→ **RECORDS SHOWN**
# # # # # # #

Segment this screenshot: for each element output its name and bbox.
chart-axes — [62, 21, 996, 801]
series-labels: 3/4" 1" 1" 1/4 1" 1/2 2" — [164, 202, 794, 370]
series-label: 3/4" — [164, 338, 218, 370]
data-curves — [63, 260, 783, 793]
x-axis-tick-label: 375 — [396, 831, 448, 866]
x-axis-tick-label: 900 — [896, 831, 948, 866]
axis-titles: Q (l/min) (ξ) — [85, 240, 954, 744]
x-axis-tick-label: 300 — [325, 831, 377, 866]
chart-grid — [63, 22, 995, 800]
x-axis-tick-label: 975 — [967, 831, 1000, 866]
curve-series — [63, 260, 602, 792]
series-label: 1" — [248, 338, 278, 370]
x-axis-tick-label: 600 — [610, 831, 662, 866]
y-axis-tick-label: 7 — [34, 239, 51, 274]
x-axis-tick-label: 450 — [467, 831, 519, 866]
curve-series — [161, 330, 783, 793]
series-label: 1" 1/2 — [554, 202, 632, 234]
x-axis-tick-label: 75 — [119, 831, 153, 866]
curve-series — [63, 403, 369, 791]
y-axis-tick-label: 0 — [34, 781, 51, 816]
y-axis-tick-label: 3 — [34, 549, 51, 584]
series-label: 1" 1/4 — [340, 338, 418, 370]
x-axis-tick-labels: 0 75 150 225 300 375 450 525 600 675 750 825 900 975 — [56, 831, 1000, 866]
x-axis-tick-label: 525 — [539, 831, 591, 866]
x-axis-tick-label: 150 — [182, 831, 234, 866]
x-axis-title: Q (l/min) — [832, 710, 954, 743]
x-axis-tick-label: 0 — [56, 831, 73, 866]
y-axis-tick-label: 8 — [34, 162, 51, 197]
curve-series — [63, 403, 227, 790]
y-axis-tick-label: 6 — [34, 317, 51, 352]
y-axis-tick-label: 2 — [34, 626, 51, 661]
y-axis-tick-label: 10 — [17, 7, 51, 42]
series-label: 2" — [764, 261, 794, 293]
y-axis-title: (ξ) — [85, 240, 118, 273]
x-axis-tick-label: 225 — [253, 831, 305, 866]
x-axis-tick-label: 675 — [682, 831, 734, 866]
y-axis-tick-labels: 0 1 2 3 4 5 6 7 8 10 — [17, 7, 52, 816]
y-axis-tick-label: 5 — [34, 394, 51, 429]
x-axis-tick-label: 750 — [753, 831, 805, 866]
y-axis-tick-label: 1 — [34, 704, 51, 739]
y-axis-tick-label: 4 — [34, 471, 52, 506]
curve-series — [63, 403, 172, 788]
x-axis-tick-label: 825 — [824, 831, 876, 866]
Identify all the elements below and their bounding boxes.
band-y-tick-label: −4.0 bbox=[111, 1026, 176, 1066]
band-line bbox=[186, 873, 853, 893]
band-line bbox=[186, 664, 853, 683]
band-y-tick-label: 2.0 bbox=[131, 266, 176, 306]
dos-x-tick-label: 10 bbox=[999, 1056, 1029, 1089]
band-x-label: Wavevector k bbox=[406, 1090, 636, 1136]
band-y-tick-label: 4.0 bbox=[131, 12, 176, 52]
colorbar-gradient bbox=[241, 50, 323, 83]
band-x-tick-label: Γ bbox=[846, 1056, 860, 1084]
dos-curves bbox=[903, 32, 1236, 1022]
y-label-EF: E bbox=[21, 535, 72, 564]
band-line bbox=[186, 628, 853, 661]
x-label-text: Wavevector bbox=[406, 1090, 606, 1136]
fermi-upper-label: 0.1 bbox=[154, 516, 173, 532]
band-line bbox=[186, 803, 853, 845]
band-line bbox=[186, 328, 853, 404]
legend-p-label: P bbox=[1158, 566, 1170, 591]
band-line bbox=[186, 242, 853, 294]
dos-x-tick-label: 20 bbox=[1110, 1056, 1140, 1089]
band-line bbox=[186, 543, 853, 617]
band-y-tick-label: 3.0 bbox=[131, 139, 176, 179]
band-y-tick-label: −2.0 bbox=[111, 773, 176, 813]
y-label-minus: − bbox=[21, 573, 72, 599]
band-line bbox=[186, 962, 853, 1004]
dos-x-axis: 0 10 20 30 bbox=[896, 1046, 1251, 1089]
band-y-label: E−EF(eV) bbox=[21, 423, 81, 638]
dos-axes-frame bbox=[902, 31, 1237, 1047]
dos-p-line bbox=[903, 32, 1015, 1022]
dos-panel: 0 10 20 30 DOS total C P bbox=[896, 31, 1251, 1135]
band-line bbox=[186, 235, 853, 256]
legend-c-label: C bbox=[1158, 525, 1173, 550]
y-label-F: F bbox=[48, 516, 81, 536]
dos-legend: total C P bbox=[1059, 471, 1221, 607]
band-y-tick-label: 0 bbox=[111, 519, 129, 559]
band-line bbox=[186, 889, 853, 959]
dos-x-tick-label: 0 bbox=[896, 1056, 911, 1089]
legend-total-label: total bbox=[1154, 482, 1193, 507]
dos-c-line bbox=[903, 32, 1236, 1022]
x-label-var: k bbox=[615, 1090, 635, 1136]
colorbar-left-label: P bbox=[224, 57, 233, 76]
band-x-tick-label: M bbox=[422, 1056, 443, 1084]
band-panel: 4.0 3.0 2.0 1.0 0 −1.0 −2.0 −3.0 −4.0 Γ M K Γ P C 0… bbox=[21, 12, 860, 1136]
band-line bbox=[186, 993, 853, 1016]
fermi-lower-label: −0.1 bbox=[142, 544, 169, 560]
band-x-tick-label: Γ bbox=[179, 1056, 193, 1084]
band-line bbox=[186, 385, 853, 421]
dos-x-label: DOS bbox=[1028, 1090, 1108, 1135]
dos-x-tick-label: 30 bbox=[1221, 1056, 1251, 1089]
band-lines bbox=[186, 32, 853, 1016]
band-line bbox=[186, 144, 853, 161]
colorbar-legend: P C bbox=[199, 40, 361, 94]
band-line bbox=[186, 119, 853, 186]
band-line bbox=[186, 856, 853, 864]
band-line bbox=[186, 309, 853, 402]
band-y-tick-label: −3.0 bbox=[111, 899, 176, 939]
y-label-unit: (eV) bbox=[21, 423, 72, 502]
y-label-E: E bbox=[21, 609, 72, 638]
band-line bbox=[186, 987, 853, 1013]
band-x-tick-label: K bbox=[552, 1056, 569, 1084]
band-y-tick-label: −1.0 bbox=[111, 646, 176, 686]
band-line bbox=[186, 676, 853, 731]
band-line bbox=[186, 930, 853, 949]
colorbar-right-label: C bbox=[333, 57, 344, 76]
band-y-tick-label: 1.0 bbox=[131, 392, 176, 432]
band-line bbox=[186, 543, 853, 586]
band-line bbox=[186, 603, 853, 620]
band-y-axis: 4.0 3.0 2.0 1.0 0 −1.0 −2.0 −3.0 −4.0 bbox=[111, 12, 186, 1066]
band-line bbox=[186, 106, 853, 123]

# # # # # # #

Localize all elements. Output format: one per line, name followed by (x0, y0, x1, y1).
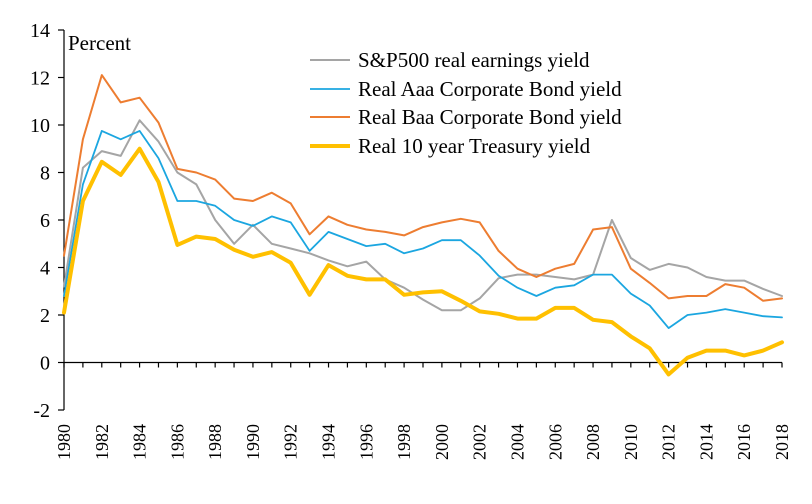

# # # # # # #

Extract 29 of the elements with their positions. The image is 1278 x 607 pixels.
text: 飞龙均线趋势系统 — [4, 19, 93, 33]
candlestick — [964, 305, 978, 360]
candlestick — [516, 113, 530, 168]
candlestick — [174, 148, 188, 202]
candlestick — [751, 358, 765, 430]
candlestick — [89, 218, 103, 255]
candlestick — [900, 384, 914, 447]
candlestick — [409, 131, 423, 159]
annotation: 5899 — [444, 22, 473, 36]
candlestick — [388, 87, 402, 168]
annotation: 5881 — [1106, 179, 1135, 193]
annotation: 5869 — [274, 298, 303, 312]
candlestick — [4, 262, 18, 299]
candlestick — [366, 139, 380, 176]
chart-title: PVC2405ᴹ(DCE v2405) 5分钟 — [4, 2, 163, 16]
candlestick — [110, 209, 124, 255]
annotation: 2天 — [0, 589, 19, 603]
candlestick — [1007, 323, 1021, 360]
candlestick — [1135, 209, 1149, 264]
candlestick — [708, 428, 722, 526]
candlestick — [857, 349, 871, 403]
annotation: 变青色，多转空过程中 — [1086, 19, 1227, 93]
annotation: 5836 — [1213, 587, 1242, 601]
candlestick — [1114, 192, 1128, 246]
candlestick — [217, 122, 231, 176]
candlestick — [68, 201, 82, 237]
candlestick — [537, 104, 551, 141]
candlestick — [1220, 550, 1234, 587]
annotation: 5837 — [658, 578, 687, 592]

# # # # # # #

→ **AIM**
Tally the lines in the records above that contain the string "colorbar", matching case exactly. Give only the number.

→ **EXERCISE SOLUTION**
4